과제 목표:
아래 레코드에서 문자열 "People"를 포함한 줄을 모두 찾아 원문 그대로 옮기세요. 대소문자를 구분합니다.

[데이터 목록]
┏━━
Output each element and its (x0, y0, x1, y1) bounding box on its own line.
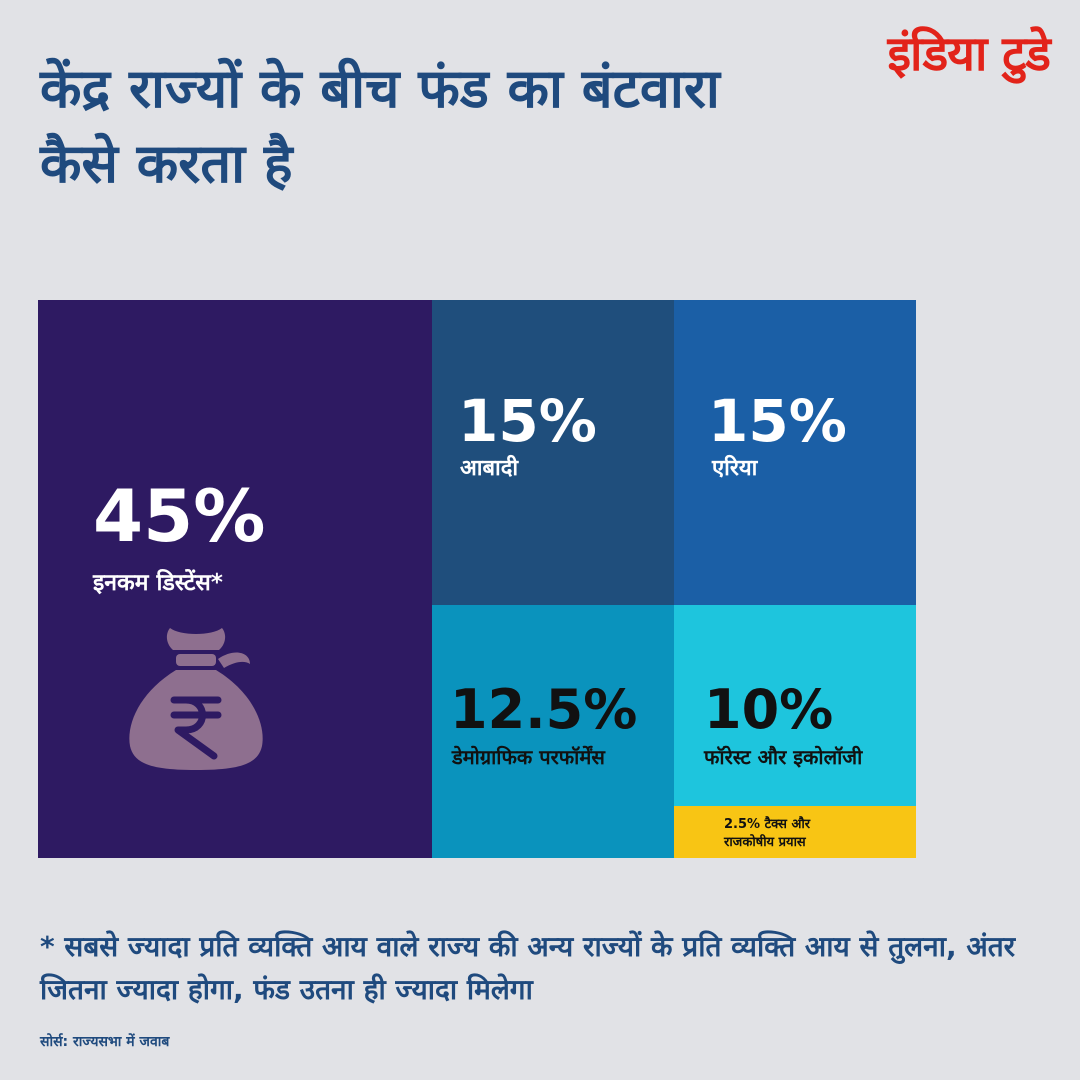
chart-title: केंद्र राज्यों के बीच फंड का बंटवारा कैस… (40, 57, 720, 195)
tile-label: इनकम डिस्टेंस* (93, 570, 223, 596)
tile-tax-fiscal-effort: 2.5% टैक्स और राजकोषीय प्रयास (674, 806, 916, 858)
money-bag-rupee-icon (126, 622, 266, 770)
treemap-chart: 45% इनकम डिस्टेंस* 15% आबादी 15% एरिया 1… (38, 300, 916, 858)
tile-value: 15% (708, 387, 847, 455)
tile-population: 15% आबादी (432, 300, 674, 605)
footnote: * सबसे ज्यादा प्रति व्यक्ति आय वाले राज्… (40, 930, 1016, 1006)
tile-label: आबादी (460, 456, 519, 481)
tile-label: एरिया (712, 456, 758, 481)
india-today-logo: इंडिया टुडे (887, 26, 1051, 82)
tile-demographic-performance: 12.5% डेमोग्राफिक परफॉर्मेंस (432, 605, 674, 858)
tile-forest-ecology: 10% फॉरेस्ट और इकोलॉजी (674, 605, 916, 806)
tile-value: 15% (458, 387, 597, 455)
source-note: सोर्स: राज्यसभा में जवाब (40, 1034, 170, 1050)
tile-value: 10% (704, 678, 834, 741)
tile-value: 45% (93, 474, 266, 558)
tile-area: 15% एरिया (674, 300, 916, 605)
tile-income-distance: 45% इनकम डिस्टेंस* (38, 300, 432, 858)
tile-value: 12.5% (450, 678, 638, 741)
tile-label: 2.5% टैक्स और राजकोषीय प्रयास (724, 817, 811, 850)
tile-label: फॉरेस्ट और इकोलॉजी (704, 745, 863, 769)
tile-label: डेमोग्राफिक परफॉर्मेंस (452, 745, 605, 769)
┗━━
┏━━
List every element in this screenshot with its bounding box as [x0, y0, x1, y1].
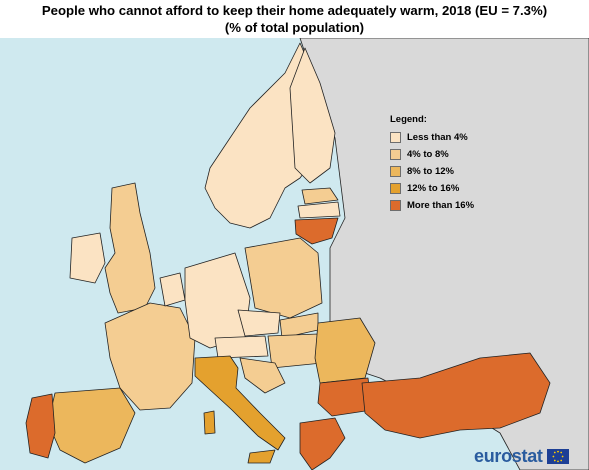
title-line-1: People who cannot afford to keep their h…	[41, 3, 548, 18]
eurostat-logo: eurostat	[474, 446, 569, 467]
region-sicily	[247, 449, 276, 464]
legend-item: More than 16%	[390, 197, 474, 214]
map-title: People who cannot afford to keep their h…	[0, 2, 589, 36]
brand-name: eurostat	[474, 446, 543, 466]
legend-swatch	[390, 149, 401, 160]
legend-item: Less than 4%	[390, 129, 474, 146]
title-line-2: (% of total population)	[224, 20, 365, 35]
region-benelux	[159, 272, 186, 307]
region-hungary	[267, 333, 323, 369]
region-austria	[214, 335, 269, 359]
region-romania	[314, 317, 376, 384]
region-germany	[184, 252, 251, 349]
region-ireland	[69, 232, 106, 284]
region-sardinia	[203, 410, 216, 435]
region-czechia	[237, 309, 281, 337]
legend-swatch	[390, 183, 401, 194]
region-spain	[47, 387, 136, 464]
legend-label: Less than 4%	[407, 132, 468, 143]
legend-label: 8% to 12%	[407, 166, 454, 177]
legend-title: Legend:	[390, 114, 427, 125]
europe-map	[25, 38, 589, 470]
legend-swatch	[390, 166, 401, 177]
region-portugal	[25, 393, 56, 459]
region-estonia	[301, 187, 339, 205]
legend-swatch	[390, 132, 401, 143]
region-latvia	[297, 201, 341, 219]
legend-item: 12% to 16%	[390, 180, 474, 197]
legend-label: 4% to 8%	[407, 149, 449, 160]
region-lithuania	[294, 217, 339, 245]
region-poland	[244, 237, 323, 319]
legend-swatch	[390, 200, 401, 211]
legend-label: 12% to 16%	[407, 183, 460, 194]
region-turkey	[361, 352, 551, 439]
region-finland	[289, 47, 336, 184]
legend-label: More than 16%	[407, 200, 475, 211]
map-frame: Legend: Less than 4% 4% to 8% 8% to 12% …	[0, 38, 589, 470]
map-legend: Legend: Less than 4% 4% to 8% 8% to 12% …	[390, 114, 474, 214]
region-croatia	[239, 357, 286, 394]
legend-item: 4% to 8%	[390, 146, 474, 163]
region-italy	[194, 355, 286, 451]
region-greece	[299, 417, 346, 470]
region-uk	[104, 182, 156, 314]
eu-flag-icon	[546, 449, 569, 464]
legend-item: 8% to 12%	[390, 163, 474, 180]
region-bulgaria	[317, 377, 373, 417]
┗━━
예상 출력:
title-line-1: People who cannot afford to keep their h…	[41, 3, 548, 18]
map-title: People who cannot afford to keep their h…	[0, 2, 589, 36]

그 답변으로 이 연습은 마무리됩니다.